From: mike AT willingham DOT demon DOT co DOT uk (Michael Paul Smith)
Subject: RE: ASCII and BINARY files. Why?
31 Jan 1997 07:47:58 -0800 :
Approved: cygnus DOT gnu-win32 AT cygnus DOT com
Distribution: cygnus
Message-ID: <01BC0F52.60E6BAC0.cygnus.gnu-win32@Pentium>
Original-To: "'gnu-win32 AT cygnus DOT com'" <gnu-win32 AT cygnus DOT com>
Encoding: 117 TEXT
Original-Sender: owner-gnu-win32 AT cygnus DOT com

I totally agree.  The ASCII or BINARY thing is no big deal in practice. I 
have ported many Unix programs to DOS and Win95 and usually this is fixed 
by greping for fopen() and open() and making the required mods.  In fact 
the effort expended on this discussion could have been used to sort out a 
couple of utilities in the gnu-win32 package!

Most Unix software which handles text can be made compatible with DOS, 
Win95, WinNT and Unix in very little time this way - it is a shame that 
more Unix programmers don't appreciate this.

-----Original Message-----
From:	Jeffrey C. Fried [SMTP:jcfried AT ix DOT netcom DOT com]
Sent:	Thursday, January 30, 1997 5:14 PM
To:	GNU-WIN32
Subject:	Re: ASCII and BINARY files. Why?

Grant,

If i've been following this thread correctly, i have to disagree with you.
Over the years i've worked for prolonged periods on 5 different operating
systems (Unix, Primos, VMS, Windows-NT/95/3.1, Exec-8).  Each had its own
way of handling text vs. binary issues.  On 4 of those operating systems i
had access to many, if not all, of the usual Unix text processing tools.
In all cases these tools were adapted so that they utilized the text mode
of the host machine, at least until now with Cygwin-32.  At no time in all
of those cases was my work in any way impeded by the fact that these tools
were only consistently useful on text files.  In fact i know of no one at
any of the very large companies at which i worked who felt any loss because
of this arrangement.  Consistent with that philosophy, please note that GNU
emacs has always worked in the text mode of the operating system under
which it ran (VMS, DOS, Unix, Primos).  And i think that is the approach
which should be taken with respect to Cygwin-32.

* RECORDS *
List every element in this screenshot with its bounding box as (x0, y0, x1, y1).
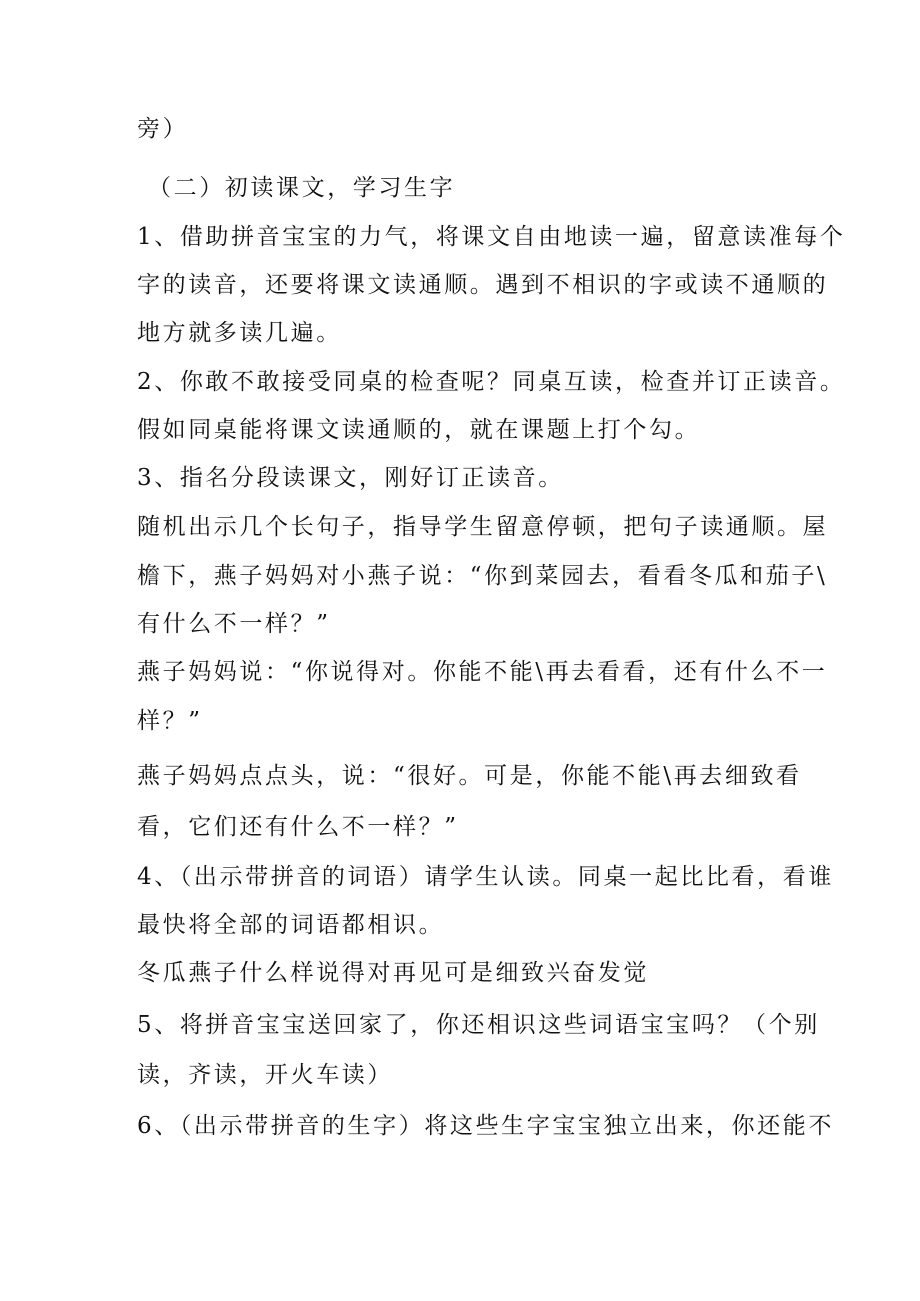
text-line-14: 燕子妈妈点点头，说：“很好。可是，你能不能\再去细致看 (137, 763, 802, 789)
text-line-11: 有什么不一样？” (137, 611, 331, 637)
text-line-19: 5、将拼音宝宝送回家了，你还相识这些词语宝宝吗？（个别 (137, 1012, 820, 1038)
text-line-21: 6、（出示带拼音的生字）将这些生字宝宝独立出来，你还能不 (137, 1113, 834, 1139)
text-line-1: 旁） (137, 116, 189, 142)
word-list: 冬瓜燕子什么样说得对再见可是细致兴奋发觉 (137, 960, 649, 986)
text-line-6: 2、你敢不敢接受同桌的检查呢？同桌互读，检查并订正读音。 (137, 369, 846, 395)
text-line-16: 4、（出示带拼音的词语）请学生认读。同桌一起比比看，看谁 (137, 864, 834, 890)
text-line-3: 1、借助拼音宝宝的力气，将课文自由地读一遍，留意读准每个 (137, 224, 846, 250)
text-line-9: 随机出示几个长句子，指导学生留意停顿，把句子读通顺。屋 (137, 514, 829, 540)
text-line-15: 看，它们还有什么不一样？” (137, 814, 459, 840)
text-line-8: 3、指名分段读课文，刚好订正读音。 (137, 465, 564, 491)
text-line-13: 样？” (137, 708, 203, 734)
section-heading: （二）初读课文，学习生字 (148, 175, 456, 201)
text-line-10: 檐下，燕子妈妈对小燕子说：“你到菜园去，看看冬瓜和茄子\ (137, 563, 828, 589)
text-line-20: 读，齐读，开火车读） (137, 1062, 393, 1088)
text-line-17: 最快将全部的词语都相识。 (137, 912, 445, 938)
text-line-7: 假如同桌能将课文读通顺的，就在课题上打个勾。 (137, 417, 701, 443)
text-line-12: 燕子妈妈说：“你说得对。你能不能\再去看看，还有什么不一 (137, 659, 828, 685)
text-line-4: 字的读音，还要将课文读通顺。遇到不相识的字或读不通顺的 (137, 272, 829, 298)
text-line-5: 地方就多读几遍。 (137, 320, 342, 346)
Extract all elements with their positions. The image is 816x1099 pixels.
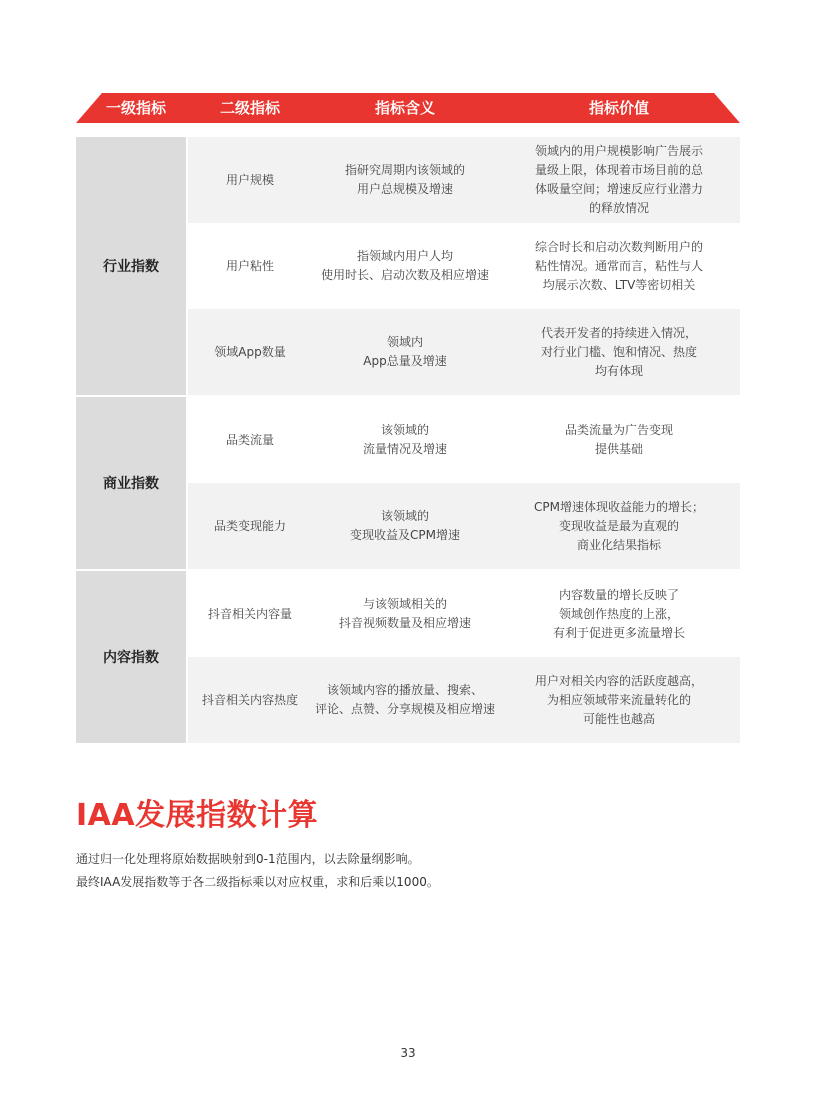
header-value: 指标价值 [588, 99, 649, 117]
row-value: CPM增速体现收益能力的增长； 变现收益是最为直观的 商业化结果指标 [534, 499, 704, 552]
row-name: 领域App数量 [214, 344, 286, 359]
row-name: 用户规模 [225, 172, 274, 187]
table-row [188, 309, 740, 395]
header-level2: 二级指标 [219, 99, 280, 117]
row-meaning: 领域内 App总量及增速 [363, 335, 447, 368]
section-paragraph-2: 最终IAA发展指数等于各二级指标乘以对应权重，求和后乘以1000。 [76, 875, 439, 889]
page-number: 33 [400, 1046, 416, 1060]
row-name: 抖音相关内容量 [207, 606, 292, 621]
row-name: 用户粘性 [225, 258, 274, 273]
row-meaning: 指领域内用户人均 使用时长、启动次数及相应增速 [320, 249, 489, 282]
row-value: 用户对相关内容的活跃度越高， 为相应领域带来流量转化的 可能性也越高 [534, 673, 703, 726]
row-meaning: 该领域的 流量情况及增速 [362, 423, 447, 456]
row-meaning: 该领域内容的播放量、搜索、 评论、点赞、分享规模及相应增速 [314, 683, 495, 716]
table-row [188, 397, 740, 483]
row-value: 领域内的用户规模影响广告展示 量级上限，体现着市场目前的总 体吸量空间；增速反应行业潜力 的释放情况 [534, 144, 703, 215]
table-row [188, 571, 740, 657]
group-industry-index: 行业指数 [76, 137, 186, 395]
table-row [188, 137, 740, 223]
row-meaning: 与该领域相关的 抖音视频数量及相应增速 [338, 597, 471, 630]
group-content-index: 内容指数 [76, 571, 186, 743]
table-row [188, 657, 740, 743]
row-meaning: 指研究周期内该领域的 用户总规模及增速 [344, 163, 465, 196]
row-name: 品类变现能力 [213, 518, 286, 533]
table-row [188, 223, 740, 309]
row-value: 内容数量的增长反映了 领域创作热度的上涨， 有利于促进更多流量增长 [552, 587, 685, 640]
group-commercial-index: 商业指数 [76, 397, 186, 569]
header-level1: 一级指标 [105, 99, 166, 117]
section-title: IAA发展指数计算 [76, 798, 319, 833]
row-value: 代表开发者的持续进入情况， 对行业门槛、饱和情况、热度 均有体现 [540, 325, 697, 378]
row-meaning: 该领域的 变现收益及CPM增速 [350, 509, 460, 542]
table-row [188, 483, 740, 569]
row-value: 品类流量为广告变现 提供基础 [564, 423, 673, 456]
row-name: 品类流量 [225, 432, 274, 447]
section-paragraph-1: 通过归一化处理将原始数据映射到0-1范围内，以去除量纲影响。 [76, 852, 420, 866]
header-meaning: 指标含义 [374, 99, 435, 117]
row-value: 综合时长和启动次数判断用户的 粘性情况。通常而言，粘性与人 均展示次数、LTV等密切相关 [534, 239, 703, 292]
row-name: 抖音相关内容热度 [201, 692, 298, 707]
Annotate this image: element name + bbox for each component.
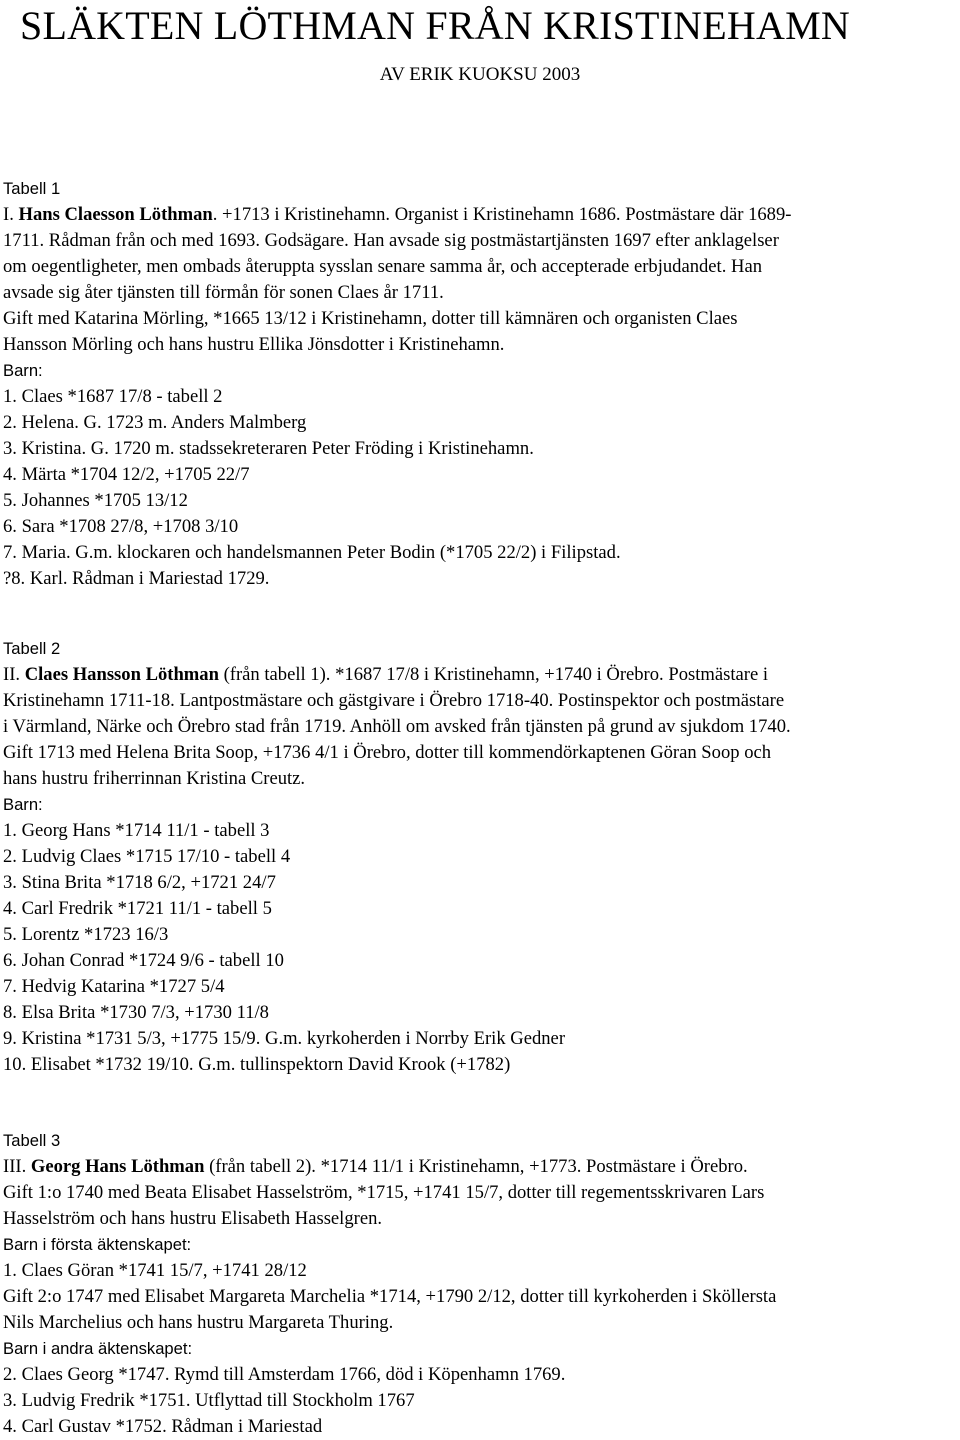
text-run: 5. Lorentz *1723 16/3 <box>3 924 169 945</box>
text-run: Tabell 3 <box>3 1131 61 1150</box>
text-run: 6. Sara *1708 27/8, +1708 3/10 <box>3 516 239 537</box>
text-run: Hansson Mörling och hans hustru Ellika Jönsdotter i Kristinehamn. <box>3 334 505 355</box>
text-run: 9. Kristina *1731 5/3, +1775 15/9. G.m. kyrkoherden i Norrby Erik Gedner <box>3 1028 566 1049</box>
text-run: III. <box>3 1156 31 1177</box>
text-line <box>3 202 956 228</box>
text-line <box>3 1388 956 1414</box>
text-run: 2. Claes Georg *1747. Rymd till Amsterdam 1766, död i Köpenhamn 1769. <box>3 1364 566 1385</box>
text-run: 8. Elsa Brita *1730 7/3, +1730 11/8 <box>3 1002 269 1023</box>
text-line <box>3 740 956 766</box>
text-run: 1. Claes *1687 17/8 - tabell 2 <box>3 386 223 407</box>
text-run: 3. Kristina. G. 1720 m. stadssekreteraren Peter Fröding i Kristinehamn. <box>3 438 534 459</box>
text-line <box>3 1414 956 1440</box>
text-line <box>3 1026 956 1052</box>
text-run: . +1713 i Kristinehamn. Organist i Kristinehamn 1686. Postmästare där 1689- <box>212 204 792 225</box>
text-line <box>3 332 956 358</box>
text-run: 4. Märta *1704 12/2, +1705 22/7 <box>3 464 250 485</box>
text-run: 3. Ludvig Fredrik *1751. Utflyttad till Stockholm 1767 <box>3 1390 415 1411</box>
text-run: i Värmland, Närke och Örebro stad från 1719. Anhöll om avsked från tjänsten på grund av sjukdom 1740. <box>3 716 791 737</box>
person-name: Hans Claesson Löthman <box>18 204 213 225</box>
text-line <box>3 792 956 818</box>
text-line <box>3 1154 956 1180</box>
text-line <box>3 462 956 488</box>
text-run: Gift 1:o 1740 med Beata Elisabet Hasselström, *1715, +1741 15/7, dotter till regementsskrivaren Lars <box>3 1182 765 1203</box>
text-line <box>3 384 956 410</box>
text-line <box>3 228 956 254</box>
text-line <box>3 844 956 870</box>
text-line <box>3 714 956 740</box>
section-tabell-2 <box>3 636 956 1078</box>
text-run: Tabell 2 <box>3 639 61 658</box>
text-line <box>3 818 956 844</box>
text-run: 10. Elisabet *1732 19/10. G.m. tullinspektorn David Krook (+1782) <box>3 1054 511 1075</box>
text-run: 1711. Rådman från och med 1693. Godsägare. Han avsade sig postmästartjänsten 1697 efter anklagelser <box>3 230 779 251</box>
text-line <box>3 358 956 384</box>
text-run: 4. Carl Gustav *1752. Rådman i Mariestad <box>3 1416 323 1437</box>
text-line <box>3 922 956 948</box>
text-run: Barn: <box>3 361 43 380</box>
text-run: 1. Claes Göran *1741 15/7, +1741 28/12 <box>3 1260 307 1281</box>
text-line <box>3 1284 956 1310</box>
text-run: Gift 1713 med Helena Brita Soop, +1736 4/1 i Örebro, dotter till kommendörkaptenen Göran Soop och <box>3 742 772 763</box>
text-line <box>3 488 956 514</box>
text-line <box>3 410 956 436</box>
text-line <box>3 870 956 896</box>
text-run: 4. Carl Fredrik *1721 11/1 - tabell 5 <box>3 898 272 919</box>
text-run: 7. Maria. G.m. klockaren och handelsmannen Peter Bodin (*1705 22/2) i Filipstad. <box>3 542 621 563</box>
text-line <box>3 1310 956 1336</box>
text-run: 2. Helena. G. 1723 m. Anders Malmberg <box>3 412 307 433</box>
text-run: 6. Johan Conrad *1724 9/6 - tabell 10 <box>3 950 284 971</box>
text-run: Gift med Katarina Mörling, *1665 13/12 i Kristinehamn, dotter till kämnären och organisten Claes <box>3 308 738 329</box>
text-run: Tabell 1 <box>3 179 61 198</box>
text-run: I. <box>3 204 19 225</box>
text-run: hans hustru friherrinnan Kristina Creutz. <box>3 768 306 789</box>
text-run: Barn i andra äktenskapet: <box>3 1339 193 1358</box>
text-run: 3. Stina Brita *1718 6/2, +1721 24/7 <box>3 872 276 893</box>
text-line <box>3 662 956 688</box>
text-run: Nils Marchelius och hans hustru Margareta Thuring. <box>3 1312 394 1333</box>
text-run: 1. Georg Hans *1714 11/1 - tabell 3 <box>3 820 270 841</box>
text-line <box>3 1052 956 1078</box>
document-subtitle: AV ERIK KUOKSU 2003 <box>379 64 581 85</box>
text-line <box>3 948 956 974</box>
text-line <box>3 1362 956 1388</box>
text-run: 7. Hedvig Katarina *1727 5/4 <box>3 976 225 997</box>
text-line <box>3 514 956 540</box>
text-run: (från tabell 1). *1687 17/8 i Kristinehamn, +1740 i Örebro. Postmästare i <box>218 664 769 685</box>
section-tabell-3 <box>3 1128 956 1440</box>
document-title: SLÄKTEN LÖTHMAN FRÅN KRISTINEHAMN <box>20 3 850 48</box>
text-line <box>3 766 956 792</box>
section-heading <box>3 1128 956 1154</box>
text-run: avsade sig åter tjänsten till förmån för sonen Claes år 1711. <box>3 282 444 303</box>
text-run: 5. Johannes *1705 13/12 <box>3 490 188 511</box>
text-line <box>3 1232 956 1258</box>
text-line <box>3 254 956 280</box>
text-run: Kristinehamn 1711-18. Lantpostmästare och gästgivare i Örebro 1718-40. Postinspektor och postmästare <box>3 690 785 711</box>
person-name: Georg Hans Löthman <box>30 1156 205 1177</box>
text-run: 2. Ludvig Claes *1715 17/10 - tabell 4 <box>3 846 291 867</box>
text-line <box>3 1180 956 1206</box>
text-run: Hasselström och hans hustru Elisabeth Hasselgren. <box>3 1208 383 1229</box>
person-name: Claes Hansson Löthman <box>24 664 219 685</box>
text-line <box>3 436 956 462</box>
section-heading <box>3 636 956 662</box>
text-run: om oegentligheter, men ombads återuppta sysslan senare samma år, och accepterade erbjudandet. Han <box>3 256 763 277</box>
text-line <box>3 1206 956 1232</box>
text-run: Barn: <box>3 795 43 814</box>
text-line <box>3 1336 956 1362</box>
text-line <box>3 974 956 1000</box>
text-line <box>3 1258 956 1284</box>
text-run: Barn i första äktenskapet: <box>3 1235 192 1254</box>
text-run: II. <box>3 664 25 685</box>
text-line <box>3 540 956 566</box>
section-tabell-1 <box>3 176 956 592</box>
text-line <box>3 896 956 922</box>
text-line <box>3 280 956 306</box>
text-line <box>3 688 956 714</box>
text-run: Gift 2:o 1747 med Elisabet Margareta Marchelia *1714, +1790 2/12, dotter till kyrkoherden i Sköllersta <box>3 1286 777 1307</box>
section-heading <box>3 176 956 202</box>
text-line <box>3 306 956 332</box>
text-line <box>3 1000 956 1026</box>
text-run: ?8. Karl. Rådman i Mariestad 1729. <box>3 568 270 589</box>
text-run: (från tabell 2). *1714 11/1 i Kristinehamn, +1773. Postmästare i Örebro. <box>204 1156 748 1177</box>
text-line <box>3 566 956 592</box>
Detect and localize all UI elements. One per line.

* REQUIRED TASKS *
(a) In the message about ASCII and binary files, which two functions does the writer grep for when porting Unix programs to DOS and Win95?
(b) Please go on with the message about ASCII and binary files, starting after its last sentence.

* THE RESULTS *
(a) fopen() and open().

(b)
It is not a matter of the "average" Win95/NT user, it is a matter for most
of the Win95/NT developers who would like to have access to these tools.
If they have to constantly remember to convert files between the two
environments, they will not use the tools because of the inconvenience and
the tendency to forgot to translate the files into the "current"
environment. While it may be important to you to be able to use these tools
as if you were operating under Unix, i think it is for more important to
most of us that it work within the same environment, producing and
consuming the same files, as the the host OS.

 jeff

At 01:10 AM 1/30/97 -0800, you wrote:
>Grant Leslie wrote:
>>
>> > But not if gnu-win32 goes all-binary-all-the-time, correct?
>> >
>> > I agree that if a friend gives you a text file containing CRNL
>> newline
>> > sequences, then gnu-win32 tools will preserve those ^Ms.  But
>> that's no
>> > different than if you're on a UNIX workstation and someone mails
>> you
>> > such a text file or it you download it via HTTP.  UNIX folks have
>> been
>> > typing
>> >
>> >       tr -d '\015' <dosfile >unixfile
>> >
>> >ever since PCs began connecting to the net.
>>
>> However this step seems a touch superfluous if you are already
>> sitting at a PC, and far from user freindly. If you don't think so
>> try explaining to the "average" Win95 or WinNT user (ok the WinNT
>> user might be MUCH easier) why some of there software works fine,
>> but, if they use this other stuff we made for them that, they need to
>> go to a "DOS prompt" and type this command before they can use the
>> file AND have it look right if they intend to use the stuff you
>> wrote...
>> After all just because we all write this software, lets not forget
>> that it's the end user that has to really get the use out what we
>> make.
>> It just seems to me to just "accept" this is really missing the whole
>> point. No matter what the Text/Binary thing MUST be dealt with one
>> way or another.
>
>You have to accept *some* sort of imperfection.  The argument that users
>shouldn't be made to convert files is useless when the alternative is
>that no tool can be used for both text and binary files.  I want to use
>wc or tr on foo.a as well as foo.b, one a "text" file and one a "data"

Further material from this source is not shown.